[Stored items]

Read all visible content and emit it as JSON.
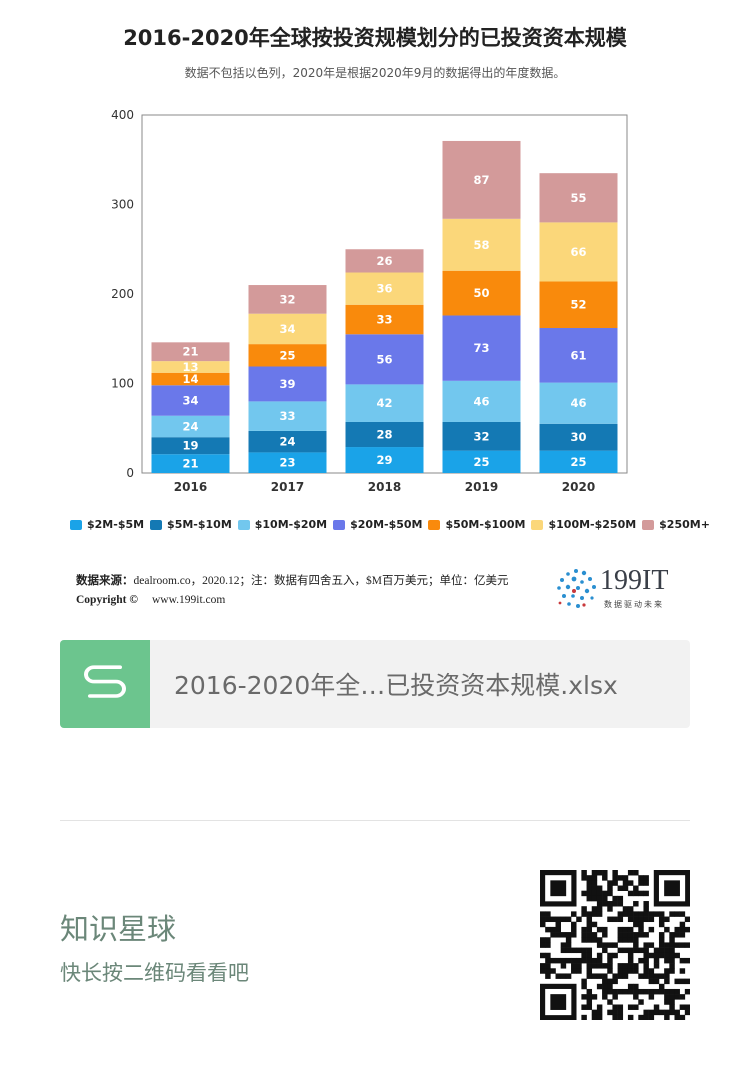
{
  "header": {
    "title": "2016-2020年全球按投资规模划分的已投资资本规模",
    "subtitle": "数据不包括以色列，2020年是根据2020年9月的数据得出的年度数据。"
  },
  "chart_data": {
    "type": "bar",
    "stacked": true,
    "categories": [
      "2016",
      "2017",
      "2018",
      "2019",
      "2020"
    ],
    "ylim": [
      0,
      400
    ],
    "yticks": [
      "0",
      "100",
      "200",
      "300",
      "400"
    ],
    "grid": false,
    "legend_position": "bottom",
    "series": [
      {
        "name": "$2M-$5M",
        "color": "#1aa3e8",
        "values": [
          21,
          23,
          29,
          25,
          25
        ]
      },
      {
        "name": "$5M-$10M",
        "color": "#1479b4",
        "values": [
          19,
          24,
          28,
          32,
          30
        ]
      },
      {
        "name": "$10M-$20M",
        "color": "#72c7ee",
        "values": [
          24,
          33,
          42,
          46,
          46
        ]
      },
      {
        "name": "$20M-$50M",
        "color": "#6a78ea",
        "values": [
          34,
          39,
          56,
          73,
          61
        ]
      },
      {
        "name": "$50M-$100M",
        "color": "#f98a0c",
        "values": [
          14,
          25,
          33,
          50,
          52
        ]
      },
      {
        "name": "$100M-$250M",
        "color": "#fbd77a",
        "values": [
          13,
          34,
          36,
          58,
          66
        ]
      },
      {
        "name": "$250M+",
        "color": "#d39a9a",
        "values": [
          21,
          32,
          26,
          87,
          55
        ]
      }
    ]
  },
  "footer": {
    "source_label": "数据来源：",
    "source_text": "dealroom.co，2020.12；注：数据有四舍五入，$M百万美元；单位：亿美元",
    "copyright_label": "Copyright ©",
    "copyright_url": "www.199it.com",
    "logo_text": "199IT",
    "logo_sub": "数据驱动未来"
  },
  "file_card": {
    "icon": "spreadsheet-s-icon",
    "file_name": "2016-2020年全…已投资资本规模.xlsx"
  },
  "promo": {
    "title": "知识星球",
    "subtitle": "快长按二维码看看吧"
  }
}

---

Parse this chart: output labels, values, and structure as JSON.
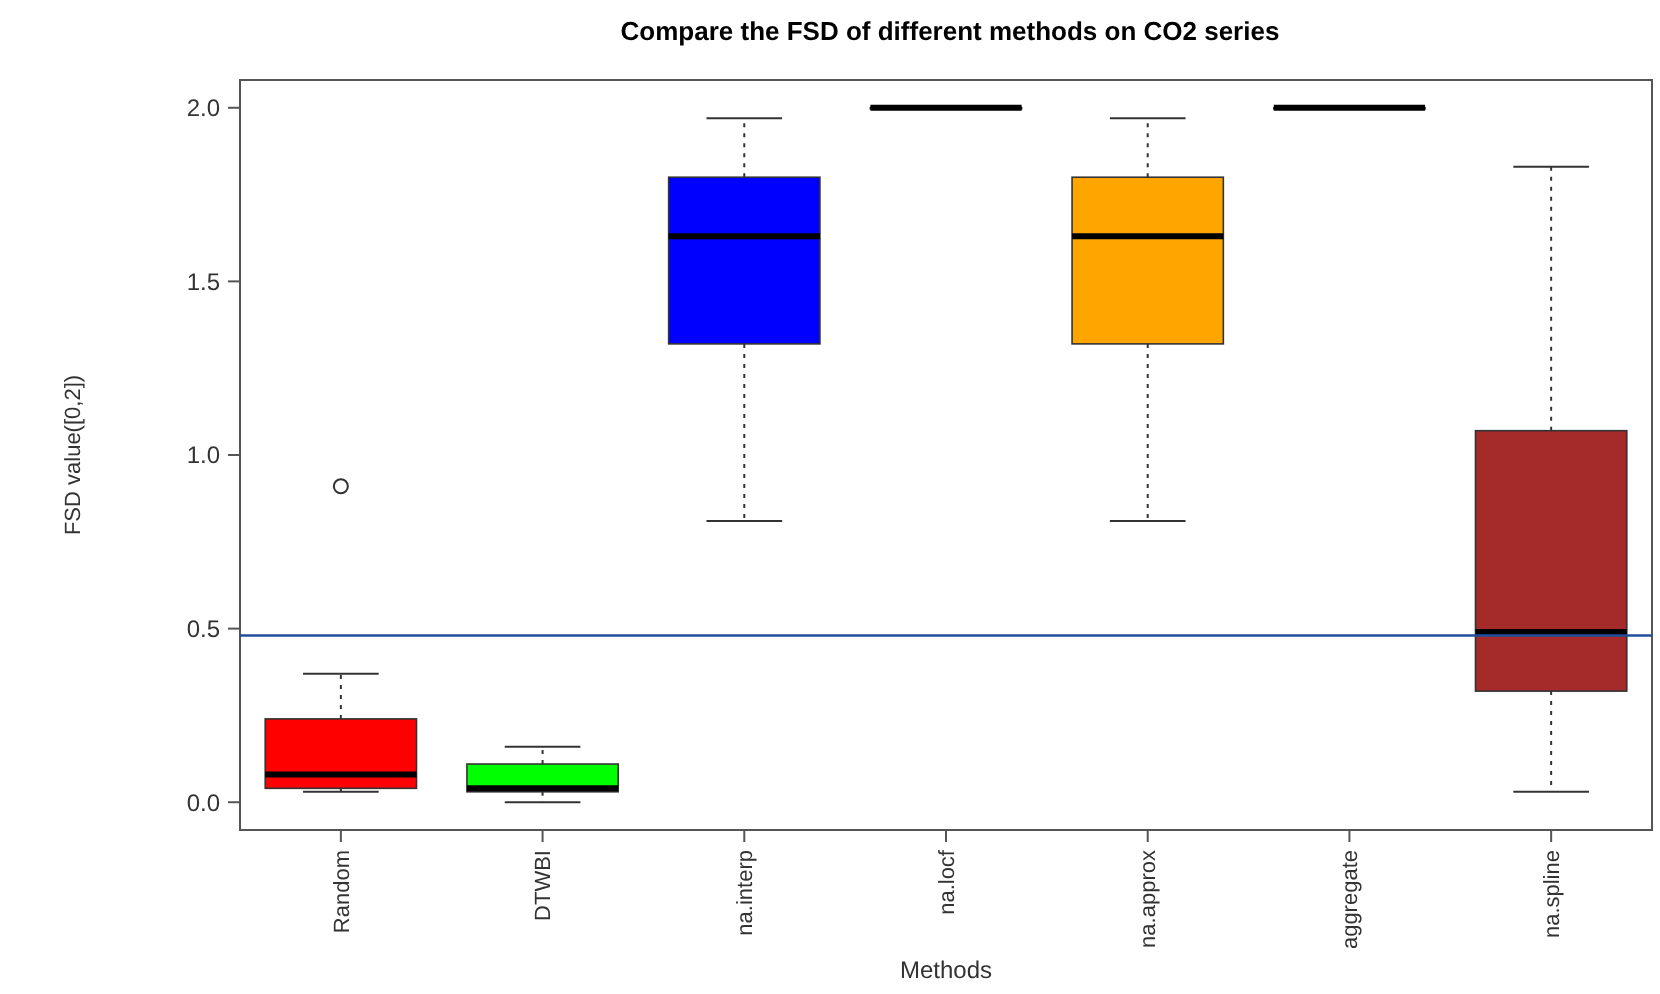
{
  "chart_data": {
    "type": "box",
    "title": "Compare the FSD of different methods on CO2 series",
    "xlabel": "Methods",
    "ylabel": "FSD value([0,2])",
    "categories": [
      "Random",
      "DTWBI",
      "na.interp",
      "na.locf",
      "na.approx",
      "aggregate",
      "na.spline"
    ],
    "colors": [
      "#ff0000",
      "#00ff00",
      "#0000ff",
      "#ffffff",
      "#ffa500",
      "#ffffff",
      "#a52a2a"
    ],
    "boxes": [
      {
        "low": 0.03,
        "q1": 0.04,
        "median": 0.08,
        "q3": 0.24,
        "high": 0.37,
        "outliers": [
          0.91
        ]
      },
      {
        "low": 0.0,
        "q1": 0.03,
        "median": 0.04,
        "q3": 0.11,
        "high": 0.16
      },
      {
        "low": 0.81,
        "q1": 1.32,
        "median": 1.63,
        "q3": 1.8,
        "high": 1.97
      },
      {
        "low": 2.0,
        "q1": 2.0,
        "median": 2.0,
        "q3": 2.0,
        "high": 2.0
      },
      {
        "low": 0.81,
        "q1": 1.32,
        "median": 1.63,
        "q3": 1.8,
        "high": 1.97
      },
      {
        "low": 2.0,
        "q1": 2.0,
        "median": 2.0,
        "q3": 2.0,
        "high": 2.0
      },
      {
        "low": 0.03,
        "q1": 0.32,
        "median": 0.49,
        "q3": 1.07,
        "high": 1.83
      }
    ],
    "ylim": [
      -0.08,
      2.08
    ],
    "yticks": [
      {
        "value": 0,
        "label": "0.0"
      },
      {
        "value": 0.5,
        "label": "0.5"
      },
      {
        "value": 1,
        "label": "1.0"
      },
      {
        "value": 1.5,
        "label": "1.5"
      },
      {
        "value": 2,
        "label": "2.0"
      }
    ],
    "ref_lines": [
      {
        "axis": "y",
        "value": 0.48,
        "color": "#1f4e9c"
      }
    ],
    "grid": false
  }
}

> _Work instructions_: From the entries above, copy each line holding "series".

> _Result of this exercise_:
    "series": [
    "title": "Compare the FSD of different methods on CO2 series",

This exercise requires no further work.